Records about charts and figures
+-------+

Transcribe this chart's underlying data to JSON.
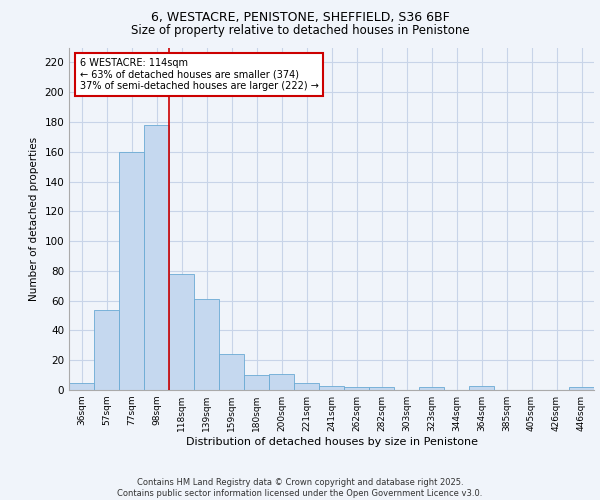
{
  "title1": "6, WESTACRE, PENISTONE, SHEFFIELD, S36 6BF",
  "title2": "Size of property relative to detached houses in Penistone",
  "xlabel": "Distribution of detached houses by size in Penistone",
  "ylabel": "Number of detached properties",
  "categories": [
    "36sqm",
    "57sqm",
    "77sqm",
    "98sqm",
    "118sqm",
    "139sqm",
    "159sqm",
    "180sqm",
    "200sqm",
    "221sqm",
    "241sqm",
    "262sqm",
    "282sqm",
    "303sqm",
    "323sqm",
    "344sqm",
    "364sqm",
    "385sqm",
    "405sqm",
    "426sqm",
    "446sqm"
  ],
  "values": [
    5,
    54,
    160,
    178,
    78,
    61,
    24,
    10,
    11,
    5,
    3,
    2,
    2,
    0,
    2,
    0,
    3,
    0,
    0,
    0,
    2
  ],
  "bar_color": "#c5d8ef",
  "bar_edge_color": "#6aaad4",
  "grid_color": "#c8d4e8",
  "background_color": "#f0f4fa",
  "annotation_text": "6 WESTACRE: 114sqm\n← 63% of detached houses are smaller (374)\n37% of semi-detached houses are larger (222) →",
  "annotation_box_color": "#ffffff",
  "annotation_box_edge": "#cc0000",
  "line_color": "#cc0000",
  "ylim": [
    0,
    230
  ],
  "yticks": [
    0,
    20,
    40,
    60,
    80,
    100,
    120,
    140,
    160,
    180,
    200,
    220
  ],
  "footer": "Contains HM Land Registry data © Crown copyright and database right 2025.\nContains public sector information licensed under the Open Government Licence v3.0."
}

+-------+

[WHAT THIS TASK INVOLVES] Without the pictures, copy the material exactly as given.

[RESPONSE FOR THIS EXERCISE]
Transcribe this chart's underlying data to JSON.
{
  "title1": "6, WESTACRE, PENISTONE, SHEFFIELD, S36 6BF",
  "title2": "Size of property relative to detached houses in Penistone",
  "xlabel": "Distribution of detached houses by size in Penistone",
  "ylabel": "Number of detached properties",
  "categories": [
    "36sqm",
    "57sqm",
    "77sqm",
    "98sqm",
    "118sqm",
    "139sqm",
    "159sqm",
    "180sqm",
    "200sqm",
    "221sqm",
    "241sqm",
    "262sqm",
    "282sqm",
    "303sqm",
    "323sqm",
    "344sqm",
    "364sqm",
    "385sqm",
    "405sqm",
    "426sqm",
    "446sqm"
  ],
  "values": [
    5,
    54,
    160,
    178,
    78,
    61,
    24,
    10,
    11,
    5,
    3,
    2,
    2,
    0,
    2,
    0,
    3,
    0,
    0,
    0,
    2
  ],
  "bar_color": "#c5d8ef",
  "bar_edge_color": "#6aaad4",
  "grid_color": "#c8d4e8",
  "background_color": "#f0f4fa",
  "annotation_text": "6 WESTACRE: 114sqm\n← 63% of detached houses are smaller (374)\n37% of semi-detached houses are larger (222) →",
  "annotation_box_color": "#ffffff",
  "annotation_box_edge": "#cc0000",
  "line_color": "#cc0000",
  "ylim": [
    0,
    230
  ],
  "yticks": [
    0,
    20,
    40,
    60,
    80,
    100,
    120,
    140,
    160,
    180,
    200,
    220
  ],
  "footer": "Contains HM Land Registry data © Crown copyright and database right 2025.\nContains public sector information licensed under the Open Government Licence v3.0."
}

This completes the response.